Records for the exercise start
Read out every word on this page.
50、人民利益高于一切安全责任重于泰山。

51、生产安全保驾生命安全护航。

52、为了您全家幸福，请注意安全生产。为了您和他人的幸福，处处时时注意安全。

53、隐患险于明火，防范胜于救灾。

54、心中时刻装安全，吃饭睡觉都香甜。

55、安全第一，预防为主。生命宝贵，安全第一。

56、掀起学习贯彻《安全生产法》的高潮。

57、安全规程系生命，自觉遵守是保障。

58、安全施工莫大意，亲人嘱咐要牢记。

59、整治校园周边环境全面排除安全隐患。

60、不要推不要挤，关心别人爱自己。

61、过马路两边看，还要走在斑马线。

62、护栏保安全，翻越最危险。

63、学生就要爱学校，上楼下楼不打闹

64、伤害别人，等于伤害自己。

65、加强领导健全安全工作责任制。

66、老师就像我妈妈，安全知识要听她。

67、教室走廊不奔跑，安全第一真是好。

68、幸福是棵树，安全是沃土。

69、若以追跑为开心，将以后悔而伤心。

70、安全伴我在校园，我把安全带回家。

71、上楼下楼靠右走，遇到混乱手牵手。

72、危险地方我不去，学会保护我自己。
Records for the exercise end
What needs to be done: Print every entry exactly as it appears.

Solution to the exercise:
Read out every word on this page.
50、人民利益高于一切安全责任重于泰山。

51、生产安全保驾生命安全护航。

52、为了您全家幸福，请注意安全生产。为了您和他人的幸福，处处时时注意安全。

53、隐患险于明火，防范胜于救灾。

54、心中时刻装安全，吃饭睡觉都香甜。

55、安全第一，预防为主。生命宝贵，安全第一。

56、掀起学习贯彻《安全生产法》的高潮。

57、安全规程系生命，自觉遵守是保障。

58、安全施工莫大意，亲人嘱咐要牢记。

59、整治校园周边环境全面排除安全隐患。

60、不要推不要挤，关心别人爱自己。

61、过马路两边看，还要走在斑马线。

62、护栏保安全，翻越最危险。

63、学生就要爱学校，上楼下楼不打闹

64、伤害别人，等于伤害自己。

65、加强领导健全安全工作责任制。

66、老师就像我妈妈，安全知识要听她。

67、教室走廊不奔跑，安全第一真是好。

68、幸福是棵树，安全是沃土。

69、若以追跑为开心，将以后悔而伤心。

70、安全伴我在校园，我把安全带回家。

71、上楼下楼靠右走，遇到混乱手牵手。

72、危险地方我不去，学会保护我自己。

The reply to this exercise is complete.